[START OF Material shown]
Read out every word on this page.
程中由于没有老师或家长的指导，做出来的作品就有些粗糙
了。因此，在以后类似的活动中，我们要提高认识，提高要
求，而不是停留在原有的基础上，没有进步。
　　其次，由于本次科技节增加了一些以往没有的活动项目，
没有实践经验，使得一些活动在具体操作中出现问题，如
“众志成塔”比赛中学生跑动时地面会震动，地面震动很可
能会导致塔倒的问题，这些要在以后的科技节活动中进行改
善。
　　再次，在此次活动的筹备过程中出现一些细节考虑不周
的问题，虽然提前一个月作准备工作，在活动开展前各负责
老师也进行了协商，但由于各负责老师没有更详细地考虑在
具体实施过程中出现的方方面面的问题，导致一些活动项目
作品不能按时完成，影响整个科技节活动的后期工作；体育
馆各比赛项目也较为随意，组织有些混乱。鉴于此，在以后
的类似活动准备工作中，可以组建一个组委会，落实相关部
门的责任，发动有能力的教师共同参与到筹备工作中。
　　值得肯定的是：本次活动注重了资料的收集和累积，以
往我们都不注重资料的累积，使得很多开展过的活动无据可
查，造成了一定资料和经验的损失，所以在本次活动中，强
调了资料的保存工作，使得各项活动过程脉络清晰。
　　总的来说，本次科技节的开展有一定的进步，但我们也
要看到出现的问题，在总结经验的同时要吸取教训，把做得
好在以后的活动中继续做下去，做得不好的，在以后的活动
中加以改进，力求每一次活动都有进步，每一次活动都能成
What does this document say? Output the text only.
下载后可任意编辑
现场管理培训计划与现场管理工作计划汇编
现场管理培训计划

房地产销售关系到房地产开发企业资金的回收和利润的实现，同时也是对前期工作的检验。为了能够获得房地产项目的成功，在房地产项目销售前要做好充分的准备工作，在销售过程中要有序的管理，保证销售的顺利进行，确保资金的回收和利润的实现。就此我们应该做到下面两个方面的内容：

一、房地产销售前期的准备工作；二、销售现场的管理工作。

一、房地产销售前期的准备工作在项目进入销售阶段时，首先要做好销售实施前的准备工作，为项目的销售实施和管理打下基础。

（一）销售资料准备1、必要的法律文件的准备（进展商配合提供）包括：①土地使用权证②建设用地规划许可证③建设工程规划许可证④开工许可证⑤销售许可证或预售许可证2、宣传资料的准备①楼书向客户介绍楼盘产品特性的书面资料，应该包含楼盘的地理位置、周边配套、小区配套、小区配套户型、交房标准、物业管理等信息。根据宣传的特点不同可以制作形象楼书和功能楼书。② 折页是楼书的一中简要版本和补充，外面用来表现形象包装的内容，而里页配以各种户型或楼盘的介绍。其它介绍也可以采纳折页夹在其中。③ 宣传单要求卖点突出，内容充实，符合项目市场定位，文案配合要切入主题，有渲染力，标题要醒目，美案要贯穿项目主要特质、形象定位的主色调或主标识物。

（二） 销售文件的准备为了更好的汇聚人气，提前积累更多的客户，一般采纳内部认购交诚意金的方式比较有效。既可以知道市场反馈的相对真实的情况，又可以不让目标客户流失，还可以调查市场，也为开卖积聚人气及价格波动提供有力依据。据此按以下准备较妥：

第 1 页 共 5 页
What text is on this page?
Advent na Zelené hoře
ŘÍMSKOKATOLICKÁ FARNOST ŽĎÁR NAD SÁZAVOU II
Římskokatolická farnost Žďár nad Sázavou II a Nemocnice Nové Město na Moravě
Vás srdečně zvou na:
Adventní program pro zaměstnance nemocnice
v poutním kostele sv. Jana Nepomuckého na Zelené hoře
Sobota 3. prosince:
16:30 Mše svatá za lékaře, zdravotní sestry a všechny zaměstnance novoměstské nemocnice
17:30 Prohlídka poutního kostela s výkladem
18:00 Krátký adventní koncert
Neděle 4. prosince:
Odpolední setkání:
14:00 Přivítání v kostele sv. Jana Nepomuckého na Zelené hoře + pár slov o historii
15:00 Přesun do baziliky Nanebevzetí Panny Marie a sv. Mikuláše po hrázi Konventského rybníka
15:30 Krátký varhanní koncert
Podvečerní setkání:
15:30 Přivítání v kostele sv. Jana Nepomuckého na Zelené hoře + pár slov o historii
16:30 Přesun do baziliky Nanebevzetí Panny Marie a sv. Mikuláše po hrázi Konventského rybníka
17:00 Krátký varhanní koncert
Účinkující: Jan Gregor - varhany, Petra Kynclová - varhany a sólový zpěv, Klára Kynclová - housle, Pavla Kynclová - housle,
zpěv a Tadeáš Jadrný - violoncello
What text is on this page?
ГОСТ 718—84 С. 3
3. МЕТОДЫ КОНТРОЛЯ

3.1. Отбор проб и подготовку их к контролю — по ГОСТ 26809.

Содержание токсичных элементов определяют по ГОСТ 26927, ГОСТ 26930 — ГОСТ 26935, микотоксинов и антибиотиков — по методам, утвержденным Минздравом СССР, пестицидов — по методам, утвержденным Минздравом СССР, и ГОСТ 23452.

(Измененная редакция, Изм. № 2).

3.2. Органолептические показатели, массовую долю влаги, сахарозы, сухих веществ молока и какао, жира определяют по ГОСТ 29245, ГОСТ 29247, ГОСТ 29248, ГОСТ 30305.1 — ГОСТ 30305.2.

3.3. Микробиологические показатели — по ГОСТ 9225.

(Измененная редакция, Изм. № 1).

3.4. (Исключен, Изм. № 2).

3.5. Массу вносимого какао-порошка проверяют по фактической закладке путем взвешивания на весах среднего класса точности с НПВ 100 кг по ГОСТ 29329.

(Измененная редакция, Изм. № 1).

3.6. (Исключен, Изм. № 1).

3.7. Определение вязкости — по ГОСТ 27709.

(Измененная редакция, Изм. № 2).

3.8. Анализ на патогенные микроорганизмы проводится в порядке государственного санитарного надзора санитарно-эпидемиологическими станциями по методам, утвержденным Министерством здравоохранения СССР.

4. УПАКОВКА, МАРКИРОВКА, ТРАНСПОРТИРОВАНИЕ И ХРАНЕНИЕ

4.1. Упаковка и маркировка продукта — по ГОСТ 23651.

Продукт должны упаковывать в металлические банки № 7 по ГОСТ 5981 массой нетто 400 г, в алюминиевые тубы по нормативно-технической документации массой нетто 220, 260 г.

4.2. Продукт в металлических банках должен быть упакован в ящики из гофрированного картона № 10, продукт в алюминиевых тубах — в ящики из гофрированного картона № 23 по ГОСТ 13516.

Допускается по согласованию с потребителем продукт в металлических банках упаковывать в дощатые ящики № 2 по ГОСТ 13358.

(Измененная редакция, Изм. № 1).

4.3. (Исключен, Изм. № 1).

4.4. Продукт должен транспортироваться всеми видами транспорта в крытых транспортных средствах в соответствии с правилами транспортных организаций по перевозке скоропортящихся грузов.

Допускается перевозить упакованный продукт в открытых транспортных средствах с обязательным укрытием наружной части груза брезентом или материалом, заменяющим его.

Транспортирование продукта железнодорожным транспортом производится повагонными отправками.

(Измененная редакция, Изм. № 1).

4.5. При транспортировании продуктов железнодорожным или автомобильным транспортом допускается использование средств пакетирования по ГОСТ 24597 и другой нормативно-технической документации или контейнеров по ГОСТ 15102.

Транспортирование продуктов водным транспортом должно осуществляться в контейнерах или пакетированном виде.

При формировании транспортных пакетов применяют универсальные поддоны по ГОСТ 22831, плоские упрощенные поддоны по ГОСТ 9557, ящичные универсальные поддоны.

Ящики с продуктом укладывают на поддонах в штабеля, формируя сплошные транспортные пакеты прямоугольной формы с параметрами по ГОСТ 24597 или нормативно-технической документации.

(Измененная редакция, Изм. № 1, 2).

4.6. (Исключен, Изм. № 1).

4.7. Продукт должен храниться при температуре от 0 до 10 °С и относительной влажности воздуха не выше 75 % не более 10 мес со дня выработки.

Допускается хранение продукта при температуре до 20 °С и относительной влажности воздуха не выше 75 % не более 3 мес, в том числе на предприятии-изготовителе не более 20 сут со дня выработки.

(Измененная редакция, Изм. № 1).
[END OF Material shown]
What you should do: Establish how many lines of the material above hold the word "Krátký". Nothing but the count should be returned.

Solution to the problem: 3